What is being asked
Look through the listing and locate every line containing the word "date"; copy those lines.

Listing
========
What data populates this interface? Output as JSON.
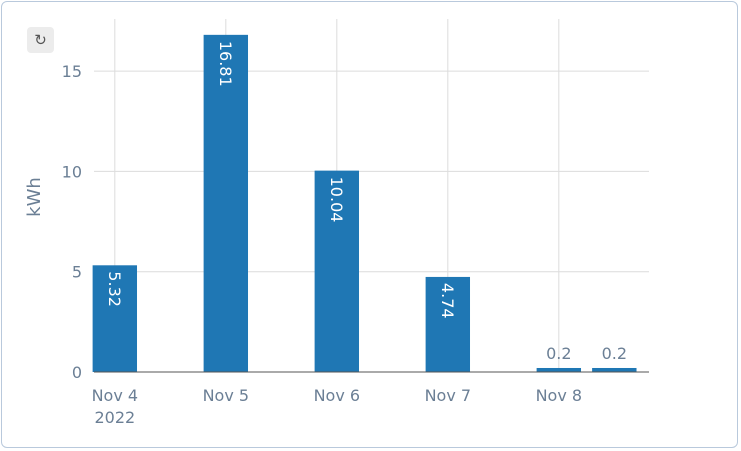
{
  "toolbar": {
    "reset_icon": "↻"
  },
  "chart_data": {
    "type": "bar",
    "ylabel": "kWh",
    "ylim": [
      0,
      17.6
    ],
    "yticks": [
      0,
      5,
      10,
      15
    ],
    "xticks": [
      {
        "label": "Nov 4",
        "sub": "2022",
        "date": "2022-11-04"
      },
      {
        "label": "Nov 5",
        "sub": "",
        "date": "2022-11-05"
      },
      {
        "label": "Nov 6",
        "sub": "",
        "date": "2022-11-06"
      },
      {
        "label": "Nov 7",
        "sub": "",
        "date": "2022-11-07"
      },
      {
        "label": "Nov 8",
        "sub": "",
        "date": "2022-11-08"
      }
    ],
    "xlim": [
      "2022-11-03T19:30",
      "2022-11-08T19:30"
    ],
    "bars": [
      {
        "x": "2022-11-04",
        "value": 5.32,
        "label": "5.32"
      },
      {
        "x": "2022-11-05",
        "value": 16.81,
        "label": "16.81"
      },
      {
        "x": "2022-11-06",
        "value": 10.04,
        "label": "10.04"
      },
      {
        "x": "2022-11-07",
        "value": 4.74,
        "label": "4.74"
      },
      {
        "x": "2022-11-08",
        "value": 0.2,
        "label": "0.2"
      },
      {
        "x": "2022-11-08T12:00",
        "value": 0.2,
        "label": "0.2"
      }
    ],
    "bar_color": "#1f77b4",
    "grid": true
  }
}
========
Task output
        "date": "2022-11-04"
        "date": "2022-11-05"
        "date": "2022-11-06"
        "date": "2022-11-07"
        "date": "2022-11-08"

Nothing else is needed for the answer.